Extracted data entries
--- --- ---
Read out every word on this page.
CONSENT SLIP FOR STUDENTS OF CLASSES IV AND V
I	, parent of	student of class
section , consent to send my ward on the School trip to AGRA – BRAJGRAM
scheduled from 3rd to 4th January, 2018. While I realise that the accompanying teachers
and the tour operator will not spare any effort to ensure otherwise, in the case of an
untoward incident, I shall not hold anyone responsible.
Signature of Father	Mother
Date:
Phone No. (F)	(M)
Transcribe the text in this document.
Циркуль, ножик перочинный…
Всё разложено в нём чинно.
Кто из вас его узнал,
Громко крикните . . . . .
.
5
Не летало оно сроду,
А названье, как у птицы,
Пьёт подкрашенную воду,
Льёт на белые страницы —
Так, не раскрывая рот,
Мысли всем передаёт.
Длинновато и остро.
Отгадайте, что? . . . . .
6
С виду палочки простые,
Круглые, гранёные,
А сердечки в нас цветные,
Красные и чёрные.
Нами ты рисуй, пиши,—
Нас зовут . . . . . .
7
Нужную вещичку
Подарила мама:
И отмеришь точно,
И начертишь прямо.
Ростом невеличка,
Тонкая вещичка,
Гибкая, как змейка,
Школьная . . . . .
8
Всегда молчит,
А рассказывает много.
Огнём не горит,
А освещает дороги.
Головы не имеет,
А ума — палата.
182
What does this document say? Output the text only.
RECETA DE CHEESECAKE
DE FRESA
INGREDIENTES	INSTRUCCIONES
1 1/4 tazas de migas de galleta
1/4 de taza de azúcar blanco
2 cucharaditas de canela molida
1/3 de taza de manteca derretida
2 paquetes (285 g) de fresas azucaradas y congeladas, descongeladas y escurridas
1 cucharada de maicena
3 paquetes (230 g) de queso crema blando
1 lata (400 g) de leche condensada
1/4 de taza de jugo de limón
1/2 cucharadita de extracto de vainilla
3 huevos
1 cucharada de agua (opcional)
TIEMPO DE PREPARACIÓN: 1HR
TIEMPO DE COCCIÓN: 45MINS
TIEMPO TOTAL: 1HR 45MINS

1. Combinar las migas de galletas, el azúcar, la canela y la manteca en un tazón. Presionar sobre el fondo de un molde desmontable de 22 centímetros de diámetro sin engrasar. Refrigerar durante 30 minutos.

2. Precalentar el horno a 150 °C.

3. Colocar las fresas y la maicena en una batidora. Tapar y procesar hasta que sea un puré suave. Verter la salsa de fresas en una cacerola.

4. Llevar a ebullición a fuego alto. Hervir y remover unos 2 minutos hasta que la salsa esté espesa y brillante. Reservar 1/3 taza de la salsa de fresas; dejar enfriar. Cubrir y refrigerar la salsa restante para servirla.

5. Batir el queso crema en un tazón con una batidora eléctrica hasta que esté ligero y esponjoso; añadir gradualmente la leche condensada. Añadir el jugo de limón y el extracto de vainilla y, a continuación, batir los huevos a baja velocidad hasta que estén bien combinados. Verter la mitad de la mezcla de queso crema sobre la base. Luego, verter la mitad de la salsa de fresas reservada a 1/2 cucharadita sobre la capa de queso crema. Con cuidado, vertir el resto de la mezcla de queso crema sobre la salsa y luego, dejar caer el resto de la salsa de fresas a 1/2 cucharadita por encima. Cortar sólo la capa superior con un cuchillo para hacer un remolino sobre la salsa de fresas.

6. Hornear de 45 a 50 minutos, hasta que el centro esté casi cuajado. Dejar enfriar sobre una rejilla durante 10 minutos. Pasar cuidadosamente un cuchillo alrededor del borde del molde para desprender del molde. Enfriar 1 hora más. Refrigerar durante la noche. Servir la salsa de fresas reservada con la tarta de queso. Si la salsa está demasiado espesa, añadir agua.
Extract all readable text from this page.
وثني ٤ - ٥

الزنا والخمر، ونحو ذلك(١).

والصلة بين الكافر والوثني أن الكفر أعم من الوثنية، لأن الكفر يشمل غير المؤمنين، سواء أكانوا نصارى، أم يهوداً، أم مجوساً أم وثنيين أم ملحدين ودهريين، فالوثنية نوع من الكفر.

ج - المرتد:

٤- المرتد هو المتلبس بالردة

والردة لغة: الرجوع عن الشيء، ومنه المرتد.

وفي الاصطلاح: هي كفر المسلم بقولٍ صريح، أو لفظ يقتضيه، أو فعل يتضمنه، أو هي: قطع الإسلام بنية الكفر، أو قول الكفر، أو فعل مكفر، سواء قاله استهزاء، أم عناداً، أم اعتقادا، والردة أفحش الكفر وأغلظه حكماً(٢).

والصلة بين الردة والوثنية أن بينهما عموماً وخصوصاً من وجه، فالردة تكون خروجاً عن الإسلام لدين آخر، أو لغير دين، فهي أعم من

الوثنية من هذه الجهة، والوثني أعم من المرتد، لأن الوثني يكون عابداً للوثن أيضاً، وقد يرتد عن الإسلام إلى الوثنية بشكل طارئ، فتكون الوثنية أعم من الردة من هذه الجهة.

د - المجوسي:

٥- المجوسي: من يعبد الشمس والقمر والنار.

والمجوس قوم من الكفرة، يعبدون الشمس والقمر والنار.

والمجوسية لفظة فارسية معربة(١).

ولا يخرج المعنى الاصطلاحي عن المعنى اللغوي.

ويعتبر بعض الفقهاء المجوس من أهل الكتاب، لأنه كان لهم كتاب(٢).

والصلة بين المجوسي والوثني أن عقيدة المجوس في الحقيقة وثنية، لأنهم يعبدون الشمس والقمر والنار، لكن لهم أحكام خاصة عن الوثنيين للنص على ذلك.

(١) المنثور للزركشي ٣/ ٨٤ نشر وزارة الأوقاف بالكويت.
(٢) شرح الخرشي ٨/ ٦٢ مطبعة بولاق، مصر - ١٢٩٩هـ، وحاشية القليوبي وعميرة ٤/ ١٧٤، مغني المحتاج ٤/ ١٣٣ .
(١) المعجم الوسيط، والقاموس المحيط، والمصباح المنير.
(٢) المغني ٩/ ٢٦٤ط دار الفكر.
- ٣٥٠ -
--- --- ---
What is required ▸
Copy out every line that includes the word "الشمس".

Complete response ▸
٥- المجوسي: من يعبد الشمس والقمر والنار.
والمجوس قوم من الكفرة، يعبدون الشمس والقمر والنار.
والصلة بين المجوسي والوثني أن عقيدة المجوس في الحقيقة وثنية، لأنهم يعبدون الشمس والقمر والنار، لكن لهم أحكام خاصة عن الوثنيين للنص على ذلك.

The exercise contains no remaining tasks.